Using the data below, repeat all of it precisely.

>> Start TASK INPUT

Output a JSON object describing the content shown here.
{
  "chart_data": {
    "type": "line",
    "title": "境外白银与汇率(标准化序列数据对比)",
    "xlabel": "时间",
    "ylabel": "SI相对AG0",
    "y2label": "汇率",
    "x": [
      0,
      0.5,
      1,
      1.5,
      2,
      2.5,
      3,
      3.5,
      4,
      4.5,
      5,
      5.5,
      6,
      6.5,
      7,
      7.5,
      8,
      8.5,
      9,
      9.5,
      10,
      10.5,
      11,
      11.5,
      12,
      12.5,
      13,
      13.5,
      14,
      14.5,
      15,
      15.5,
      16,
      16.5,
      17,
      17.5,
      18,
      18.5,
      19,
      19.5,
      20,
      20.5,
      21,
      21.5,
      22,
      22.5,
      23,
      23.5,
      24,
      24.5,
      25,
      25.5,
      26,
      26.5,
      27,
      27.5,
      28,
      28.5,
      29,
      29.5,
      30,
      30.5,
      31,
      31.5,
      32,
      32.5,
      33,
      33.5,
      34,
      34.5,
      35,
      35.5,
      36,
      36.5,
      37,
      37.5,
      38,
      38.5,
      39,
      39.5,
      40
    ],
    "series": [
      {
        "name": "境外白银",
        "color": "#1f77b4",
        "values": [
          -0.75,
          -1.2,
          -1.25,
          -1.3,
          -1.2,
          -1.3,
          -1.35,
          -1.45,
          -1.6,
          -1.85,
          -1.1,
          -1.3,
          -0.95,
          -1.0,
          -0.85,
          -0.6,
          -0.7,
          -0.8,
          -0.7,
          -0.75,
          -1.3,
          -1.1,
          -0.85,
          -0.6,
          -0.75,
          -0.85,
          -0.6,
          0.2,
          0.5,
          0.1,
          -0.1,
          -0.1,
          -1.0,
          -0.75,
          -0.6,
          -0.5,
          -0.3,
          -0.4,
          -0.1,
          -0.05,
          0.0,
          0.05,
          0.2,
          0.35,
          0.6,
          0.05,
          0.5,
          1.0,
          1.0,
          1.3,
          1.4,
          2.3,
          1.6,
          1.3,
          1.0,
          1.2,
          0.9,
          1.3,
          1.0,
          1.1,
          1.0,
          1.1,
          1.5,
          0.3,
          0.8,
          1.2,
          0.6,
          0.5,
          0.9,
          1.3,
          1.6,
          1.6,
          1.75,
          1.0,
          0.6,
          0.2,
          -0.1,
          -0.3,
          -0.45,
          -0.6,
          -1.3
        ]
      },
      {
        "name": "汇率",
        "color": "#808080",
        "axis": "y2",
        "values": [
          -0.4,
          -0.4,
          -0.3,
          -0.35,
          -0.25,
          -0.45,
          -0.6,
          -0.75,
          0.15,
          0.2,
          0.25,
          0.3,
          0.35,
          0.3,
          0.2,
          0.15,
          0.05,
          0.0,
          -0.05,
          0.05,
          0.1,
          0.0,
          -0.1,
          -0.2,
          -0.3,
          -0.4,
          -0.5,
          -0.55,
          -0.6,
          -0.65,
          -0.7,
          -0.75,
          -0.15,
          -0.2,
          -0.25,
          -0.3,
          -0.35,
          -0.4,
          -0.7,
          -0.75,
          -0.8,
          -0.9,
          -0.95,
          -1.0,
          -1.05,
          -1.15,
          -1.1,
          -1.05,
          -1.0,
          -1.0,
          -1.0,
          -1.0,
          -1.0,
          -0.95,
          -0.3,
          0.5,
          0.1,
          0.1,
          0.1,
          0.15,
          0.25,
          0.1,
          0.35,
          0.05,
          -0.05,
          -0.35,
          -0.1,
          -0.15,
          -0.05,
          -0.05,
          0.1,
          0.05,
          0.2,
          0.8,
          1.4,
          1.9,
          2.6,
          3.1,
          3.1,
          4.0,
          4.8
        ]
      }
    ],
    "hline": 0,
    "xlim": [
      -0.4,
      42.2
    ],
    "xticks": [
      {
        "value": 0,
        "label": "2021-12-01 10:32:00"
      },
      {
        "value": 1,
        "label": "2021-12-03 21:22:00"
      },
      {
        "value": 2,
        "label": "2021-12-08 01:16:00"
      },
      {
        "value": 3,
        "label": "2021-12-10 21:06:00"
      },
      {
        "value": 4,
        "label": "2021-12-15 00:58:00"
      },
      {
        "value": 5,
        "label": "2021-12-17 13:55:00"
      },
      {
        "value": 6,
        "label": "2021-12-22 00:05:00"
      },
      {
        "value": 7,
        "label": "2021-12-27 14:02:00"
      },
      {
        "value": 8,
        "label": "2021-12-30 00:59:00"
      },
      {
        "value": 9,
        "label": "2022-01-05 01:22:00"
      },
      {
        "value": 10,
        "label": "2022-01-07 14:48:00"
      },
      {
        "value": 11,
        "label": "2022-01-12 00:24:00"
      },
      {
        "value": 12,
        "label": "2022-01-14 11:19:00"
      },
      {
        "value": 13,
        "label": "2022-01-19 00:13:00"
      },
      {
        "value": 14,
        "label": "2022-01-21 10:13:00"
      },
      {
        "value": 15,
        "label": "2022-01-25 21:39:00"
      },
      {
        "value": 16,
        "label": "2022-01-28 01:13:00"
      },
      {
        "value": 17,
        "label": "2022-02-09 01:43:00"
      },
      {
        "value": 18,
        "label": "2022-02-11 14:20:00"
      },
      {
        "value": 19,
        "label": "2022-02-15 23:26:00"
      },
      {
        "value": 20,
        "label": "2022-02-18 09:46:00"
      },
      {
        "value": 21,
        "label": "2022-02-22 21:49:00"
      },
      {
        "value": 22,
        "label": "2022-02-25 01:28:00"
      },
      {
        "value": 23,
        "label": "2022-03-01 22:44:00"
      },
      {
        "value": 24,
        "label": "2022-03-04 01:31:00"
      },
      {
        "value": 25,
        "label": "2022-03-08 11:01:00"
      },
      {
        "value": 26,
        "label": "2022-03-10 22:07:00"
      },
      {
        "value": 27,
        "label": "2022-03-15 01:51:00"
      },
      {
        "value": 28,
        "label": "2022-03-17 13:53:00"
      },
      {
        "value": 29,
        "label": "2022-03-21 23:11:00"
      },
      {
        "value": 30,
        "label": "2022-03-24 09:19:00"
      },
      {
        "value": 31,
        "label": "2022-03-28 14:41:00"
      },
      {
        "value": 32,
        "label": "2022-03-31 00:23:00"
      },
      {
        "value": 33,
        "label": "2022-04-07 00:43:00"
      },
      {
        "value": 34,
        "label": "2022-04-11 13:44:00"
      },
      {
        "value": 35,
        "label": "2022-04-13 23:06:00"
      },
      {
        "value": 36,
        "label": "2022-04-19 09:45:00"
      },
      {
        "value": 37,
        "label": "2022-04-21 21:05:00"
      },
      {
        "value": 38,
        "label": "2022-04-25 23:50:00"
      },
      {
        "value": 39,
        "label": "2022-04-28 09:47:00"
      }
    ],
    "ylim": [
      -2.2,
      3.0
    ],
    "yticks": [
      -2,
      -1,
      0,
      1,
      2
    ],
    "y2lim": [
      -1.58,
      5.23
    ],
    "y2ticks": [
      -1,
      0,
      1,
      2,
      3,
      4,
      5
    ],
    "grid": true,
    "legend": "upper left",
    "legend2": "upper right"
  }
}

>> End TASK INPUT

- [TASK RESULT]
Output a JSON object describing the content shown here.
{
  "chart_data": {
    "type": "line",
    "title": "境外白银与汇率(标准化序列数据对比)",
    "xlabel": "时间",
    "ylabel": "SI相对AG0",
    "y2label": "汇率",
    "x": [
      0,
      0.5,
      1,
      1.5,
      2,
      2.5,
      3,
      3.5,
      4,
      4.5,
      5,
      5.5,
      6,
      6.5,
      7,
      7.5,
      8,
      8.5,
      9,
      9.5,
      10,
      10.5,
      11,
      11.5,
      12,
      12.5,
      13,
      13.5,
      14,
      14.5,
      15,
      15.5,
      16,
      16.5,
      17,
      17.5,
      18,
      18.5,
      19,
      19.5,
      20,
      20.5,
      21,
      21.5,
      22,
      22.5,
      23,
      23.5,
      24,
      24.5,
      25,
      25.5,
      26,
      26.5,
      27,
      27.5,
      28,
      28.5,
      29,
      29.5,
      30,
      30.5,
      31,
      31.5,
      32,
      32.5,
      33,
      33.5,
      34,
      34.5,
      35,
      35.5,
      36,
      36.5,
      37,
      37.5,
      38,
      38.5,
      39,
      39.5,
      40
    ],
    "series": [
      {
        "name": "境外白银",
        "color": "#1f77b4",
        "values": [
          -0.75,
          -1.2,
          -1.25,
          -1.3,
          -1.2,
          -1.3,
          -1.35,
          -1.45,
          -1.6,
          -1.85,
          -1.1,
          -1.3,
          -0.95,
          -1.0,
          -0.85,
          -0.6,
          -0.7,
          -0.8,
          -0.7,
          -0.75,
          -1.3,
          -1.1,
          -0.85,
          -0.6,
          -0.75,
          -0.85,
          -0.6,
          0.2,
          0.5,
          0.1,
          -0.1,
          -0.1,
          -1.0,
          -0.75,
          -0.6,
          -0.5,
          -0.3,
          -0.4,
          -0.1,
          -0.05,
          0.0,
          0.05,
          0.2,
          0.35,
          0.6,
          0.05,
          0.5,
          1.0,
          1.0,
          1.3,
          1.4,
          2.3,
          1.6,
          1.3,
          1.0,
          1.2,
          0.9,
          1.3,
          1.0,
          1.1,
          1.0,
          1.1,
          1.5,
          0.3,
          0.8,
          1.2,
          0.6,
          0.5,
          0.9,
          1.3,
          1.6,
          1.6,
          1.75,
          1.0,
          0.6,
          0.2,
          -0.1,
          -0.3,
          -0.45,
          -0.6,
          -1.3
        ]
      },
      {
        "name": "汇率",
        "color": "#808080",
        "axis": "y2",
        "values": [
          -0.4,
          -0.4,
          -0.3,
          -0.35,
          -0.25,
          -0.45,
          -0.6,
          -0.75,
          0.15,
          0.2,
          0.25,
          0.3,
          0.35,
          0.3,
          0.2,
          0.15,
          0.05,
          0.0,
          -0.05,
          0.05,
          0.1,
          0.0,
          -0.1,
          -0.2,
          -0.3,
          -0.4,
          -0.5,
          -0.55,
          -0.6,
          -0.65,
          -0.7,
          -0.75,
          -0.15,
          -0.2,
          -0.25,
          -0.3,
          -0.35,
          -0.4,
          -0.7,
          -0.75,
          -0.8,
          -0.9,
          -0.95,
          -1.0,
          -1.05,
          -1.15,
          -1.1,
          -1.05,
          -1.0,
          -1.0,
          -1.0,
          -1.0,
          -1.0,
          -0.95,
          -0.3,
          0.5,
          0.1,
          0.1,
          0.1,
          0.15,
          0.25,
          0.1,
          0.35,
          0.05,
          -0.05,
          -0.35,
          -0.1,
          -0.15,
          -0.05,
          -0.05,
          0.1,
          0.05,
          0.2,
          0.8,
          1.4,
          1.9,
          2.6,
          3.1,
          3.1,
          4.0,
          4.8
        ]
      }
    ],
    "hline": 0,
    "xlim": [
      -0.4,
      42.2
    ],
    "xticks": [
      {
        "value": 0,
        "label": "2021-12-01 10:32:00"
      },
      {
        "value": 1,
        "label": "2021-12-03 21:22:00"
      },
      {
        "value": 2,
        "label": "2021-12-08 01:16:00"
      },
      {
        "value": 3,
        "label": "2021-12-10 21:06:00"
      },
      {
        "value": 4,
        "label": "2021-12-15 00:58:00"
      },
      {
        "value": 5,
        "label": "2021-12-17 13:55:00"
      },
      {
        "value": 6,
        "label": "2021-12-22 00:05:00"
      },
      {
        "value": 7,
        "label": "2021-12-27 14:02:00"
      },
      {
        "value": 8,
        "label": "2021-12-30 00:59:00"
      },
      {
        "value": 9,
        "label": "2022-01-05 01:22:00"
      },
      {
        "value": 10,
        "label": "2022-01-07 14:48:00"
      },
      {
        "value": 11,
        "label": "2022-01-12 00:24:00"
      },
      {
        "value": 12,
        "label": "2022-01-14 11:19:00"
      },
      {
        "value": 13,
        "label": "2022-01-19 00:13:00"
      },
      {
        "value": 14,
        "label": "2022-01-21 10:13:00"
      },
      {
        "value": 15,
        "label": "2022-01-25 21:39:00"
      },
      {
        "value": 16,
        "label": "2022-01-28 01:13:00"
      },
      {
        "value": 17,
        "label": "2022-02-09 01:43:00"
      },
      {
        "value": 18,
        "label": "2022-02-11 14:20:00"
      },
      {
        "value": 19,
        "label": "2022-02-15 23:26:00"
      },
      {
        "value": 20,
        "label": "2022-02-18 09:46:00"
      },
      {
        "value": 21,
        "label": "2022-02-22 21:49:00"
      },
      {
        "value": 22,
        "label": "2022-02-25 01:28:00"
      },
      {
        "value": 23,
        "label": "2022-03-01 22:44:00"
      },
      {
        "value": 24,
        "label": "2022-03-04 01:31:00"
      },
      {
        "value": 25,
        "label": "2022-03-08 11:01:00"
      },
      {
        "value": 26,
        "label": "2022-03-10 22:07:00"
      },
      {
        "value": 27,
        "label": "2022-03-15 01:51:00"
      },
      {
        "value": 28,
        "label": "2022-03-17 13:53:00"
      },
      {
        "value": 29,
        "label": "2022-03-21 23:11:00"
      },
      {
        "value": 30,
        "label": "2022-03-24 09:19:00"
      },
      {
        "value": 31,
        "label": "2022-03-28 14:41:00"
      },
      {
        "value": 32,
        "label": "2022-03-31 00:23:00"
      },
      {
        "value": 33,
        "label": "2022-04-07 00:43:00"
      },
      {
        "value": 34,
        "label": "2022-04-11 13:44:00"
      },
      {
        "value": 35,
        "label": "2022-04-13 23:06:00"
      },
      {
        "value": 36,
        "label": "2022-04-19 09:45:00"
      },
      {
        "value": 37,
        "label": "2022-04-21 21:05:00"
      },
      {
        "value": 38,
        "label": "2022-04-25 23:50:00"
      },
      {
        "value": 39,
        "label": "2022-04-28 09:47:00"
      }
    ],
    "ylim": [
      -2.2,
      3.0
    ],
    "yticks": [
      -2,
      -1,
      0,
      1,
      2
    ],
    "y2lim": [
      -1.58,
      5.23
    ],
    "y2ticks": [
      -1,
      0,
      1,
      2,
      3,
      4,
      5
    ],
    "grid": true,
    "legend": "upper left",
    "legend2": "upper right"
  }
}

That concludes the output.